## [Problem details]
Output the material below in full, exactly as it is.

## [Record extracts]
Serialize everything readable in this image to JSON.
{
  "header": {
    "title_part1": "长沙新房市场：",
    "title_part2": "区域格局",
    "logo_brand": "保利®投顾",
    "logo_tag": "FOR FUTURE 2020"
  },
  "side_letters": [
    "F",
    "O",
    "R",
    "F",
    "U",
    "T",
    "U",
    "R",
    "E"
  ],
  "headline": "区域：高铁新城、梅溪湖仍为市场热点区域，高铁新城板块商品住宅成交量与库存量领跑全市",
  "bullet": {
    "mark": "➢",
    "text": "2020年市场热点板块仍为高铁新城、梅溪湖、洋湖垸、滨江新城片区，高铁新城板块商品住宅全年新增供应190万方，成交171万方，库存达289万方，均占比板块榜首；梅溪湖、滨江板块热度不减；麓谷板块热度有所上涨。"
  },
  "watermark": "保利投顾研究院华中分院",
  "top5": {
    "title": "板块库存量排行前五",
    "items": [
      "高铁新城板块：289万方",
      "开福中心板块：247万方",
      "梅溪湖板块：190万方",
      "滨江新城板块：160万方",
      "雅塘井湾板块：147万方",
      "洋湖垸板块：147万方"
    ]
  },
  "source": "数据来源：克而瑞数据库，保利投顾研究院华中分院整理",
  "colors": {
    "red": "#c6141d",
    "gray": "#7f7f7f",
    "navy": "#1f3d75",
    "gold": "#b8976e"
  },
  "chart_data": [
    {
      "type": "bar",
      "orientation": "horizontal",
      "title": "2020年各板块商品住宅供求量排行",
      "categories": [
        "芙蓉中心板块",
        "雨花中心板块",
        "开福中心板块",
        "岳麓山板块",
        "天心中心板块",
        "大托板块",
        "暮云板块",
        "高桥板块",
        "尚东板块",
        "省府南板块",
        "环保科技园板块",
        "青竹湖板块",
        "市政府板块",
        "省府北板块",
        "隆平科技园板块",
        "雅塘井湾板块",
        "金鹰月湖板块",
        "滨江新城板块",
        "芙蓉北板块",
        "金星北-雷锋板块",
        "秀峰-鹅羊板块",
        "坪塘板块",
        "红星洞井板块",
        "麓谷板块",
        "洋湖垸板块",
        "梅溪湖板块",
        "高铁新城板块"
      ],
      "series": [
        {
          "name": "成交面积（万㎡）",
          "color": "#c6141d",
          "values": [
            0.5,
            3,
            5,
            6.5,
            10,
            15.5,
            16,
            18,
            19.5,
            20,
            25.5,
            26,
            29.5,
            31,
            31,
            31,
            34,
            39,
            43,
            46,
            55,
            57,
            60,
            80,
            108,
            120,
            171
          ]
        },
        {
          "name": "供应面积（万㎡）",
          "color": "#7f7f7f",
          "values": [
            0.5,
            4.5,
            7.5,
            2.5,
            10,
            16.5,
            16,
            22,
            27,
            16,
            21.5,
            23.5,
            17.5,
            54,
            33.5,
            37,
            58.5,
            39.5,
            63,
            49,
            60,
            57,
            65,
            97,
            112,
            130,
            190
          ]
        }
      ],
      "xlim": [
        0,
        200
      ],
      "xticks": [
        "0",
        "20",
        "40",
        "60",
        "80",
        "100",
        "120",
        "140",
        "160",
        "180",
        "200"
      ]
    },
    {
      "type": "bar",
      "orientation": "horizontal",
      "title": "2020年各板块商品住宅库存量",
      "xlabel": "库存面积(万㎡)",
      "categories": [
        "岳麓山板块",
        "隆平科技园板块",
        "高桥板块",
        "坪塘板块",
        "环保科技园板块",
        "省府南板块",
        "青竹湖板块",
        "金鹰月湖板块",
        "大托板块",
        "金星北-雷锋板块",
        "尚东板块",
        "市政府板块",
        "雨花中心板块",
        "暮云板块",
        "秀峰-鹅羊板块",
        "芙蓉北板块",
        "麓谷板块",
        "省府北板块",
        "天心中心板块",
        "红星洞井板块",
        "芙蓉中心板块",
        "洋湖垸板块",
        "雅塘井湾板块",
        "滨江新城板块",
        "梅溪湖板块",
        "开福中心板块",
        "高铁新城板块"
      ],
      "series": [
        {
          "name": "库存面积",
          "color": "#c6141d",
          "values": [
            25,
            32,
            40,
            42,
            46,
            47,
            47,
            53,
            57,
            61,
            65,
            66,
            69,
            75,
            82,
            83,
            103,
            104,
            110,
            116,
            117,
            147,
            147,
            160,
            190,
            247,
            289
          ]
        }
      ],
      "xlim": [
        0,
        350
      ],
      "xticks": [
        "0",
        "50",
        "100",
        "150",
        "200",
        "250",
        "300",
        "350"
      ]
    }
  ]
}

## [Output]
Serialize everything readable in this image to JSON.
{
  "header": {
    "title_part1": "长沙新房市场：",
    "title_part2": "区域格局",
    "logo_brand": "保利®投顾",
    "logo_tag": "FOR FUTURE 2020"
  },
  "side_letters": [
    "F",
    "O",
    "R",
    "F",
    "U",
    "T",
    "U",
    "R",
    "E"
  ],
  "headline": "区域：高铁新城、梅溪湖仍为市场热点区域，高铁新城板块商品住宅成交量与库存量领跑全市",
  "bullet": {
    "mark": "➢",
    "text": "2020年市场热点板块仍为高铁新城、梅溪湖、洋湖垸、滨江新城片区，高铁新城板块商品住宅全年新增供应190万方，成交171万方，库存达289万方，均占比板块榜首；梅溪湖、滨江板块热度不减；麓谷板块热度有所上涨。"
  },
  "watermark": "保利投顾研究院华中分院",
  "top5": {
    "title": "板块库存量排行前五",
    "items": [
      "高铁新城板块：289万方",
      "开福中心板块：247万方",
      "梅溪湖板块：190万方",
      "滨江新城板块：160万方",
      "雅塘井湾板块：147万方",
      "洋湖垸板块：147万方"
    ]
  },
  "source": "数据来源：克而瑞数据库，保利投顾研究院华中分院整理",
  "colors": {
    "red": "#c6141d",
    "gray": "#7f7f7f",
    "navy": "#1f3d75",
    "gold": "#b8976e"
  },
  "chart_data": [
    {
      "type": "bar",
      "orientation": "horizontal",
      "title": "2020年各板块商品住宅供求量排行",
      "categories": [
        "芙蓉中心板块",
        "雨花中心板块",
        "开福中心板块",
        "岳麓山板块",
        "天心中心板块",
        "大托板块",
        "暮云板块",
        "高桥板块",
        "尚东板块",
        "省府南板块",
        "环保科技园板块",
        "青竹湖板块",
        "市政府板块",
        "省府北板块",
        "隆平科技园板块",
        "雅塘井湾板块",
        "金鹰月湖板块",
        "滨江新城板块",
        "芙蓉北板块",
        "金星北-雷锋板块",
        "秀峰-鹅羊板块",
        "坪塘板块",
        "红星洞井板块",
        "麓谷板块",
        "洋湖垸板块",
        "梅溪湖板块",
        "高铁新城板块"
      ],
      "series": [
        {
          "name": "成交面积（万㎡）",
          "color": "#c6141d",
          "values": [
            0.5,
            3,
            5,
            6.5,
            10,
            15.5,
            16,
            18,
            19.5,
            20,
            25.5,
            26,
            29.5,
            31,
            31,
            31,
            34,
            39,
            43,
            46,
            55,
            57,
            60,
            80,
            108,
            120,
            171
          ]
        },
        {
          "name": "供应面积（万㎡）",
          "color": "#7f7f7f",
          "values": [
            0.5,
            4.5,
            7.5,
            2.5,
            10,
            16.5,
            16,
            22,
            27,
            16,
            21.5,
            23.5,
            17.5,
            54,
            33.5,
            37,
            58.5,
            39.5,
            63,
            49,
            60,
            57,
            65,
            97,
            112,
            130,
            190
          ]
        }
      ],
      "xlim": [
        0,
        200
      ],
      "xticks": [
        "0",
        "20",
        "40",
        "60",
        "80",
        "100",
        "120",
        "140",
        "160",
        "180",
        "200"
      ]
    },
    {
      "type": "bar",
      "orientation": "horizontal",
      "title": "2020年各板块商品住宅库存量",
      "xlabel": "库存面积(万㎡)",
      "categories": [
        "岳麓山板块",
        "隆平科技园板块",
        "高桥板块",
        "坪塘板块",
        "环保科技园板块",
        "省府南板块",
        "青竹湖板块",
        "金鹰月湖板块",
        "大托板块",
        "金星北-雷锋板块",
        "尚东板块",
        "市政府板块",
        "雨花中心板块",
        "暮云板块",
        "秀峰-鹅羊板块",
        "芙蓉北板块",
        "麓谷板块",
        "省府北板块",
        "天心中心板块",
        "红星洞井板块",
        "芙蓉中心板块",
        "洋湖垸板块",
        "雅塘井湾板块",
        "滨江新城板块",
        "梅溪湖板块",
        "开福中心板块",
        "高铁新城板块"
      ],
      "series": [
        {
          "name": "库存面积",
          "color": "#c6141d",
          "values": [
            25,
            32,
            40,
            42,
            46,
            47,
            47,
            53,
            57,
            61,
            65,
            66,
            69,
            75,
            82,
            83,
            103,
            104,
            110,
            116,
            117,
            147,
            147,
            160,
            190,
            247,
            289
          ]
        }
      ],
      "xlim": [
        0,
        350
      ],
      "xticks": [
        "0",
        "50",
        "100",
        "150",
        "200",
        "250",
        "300",
        "350"
      ]
    }
  ]
}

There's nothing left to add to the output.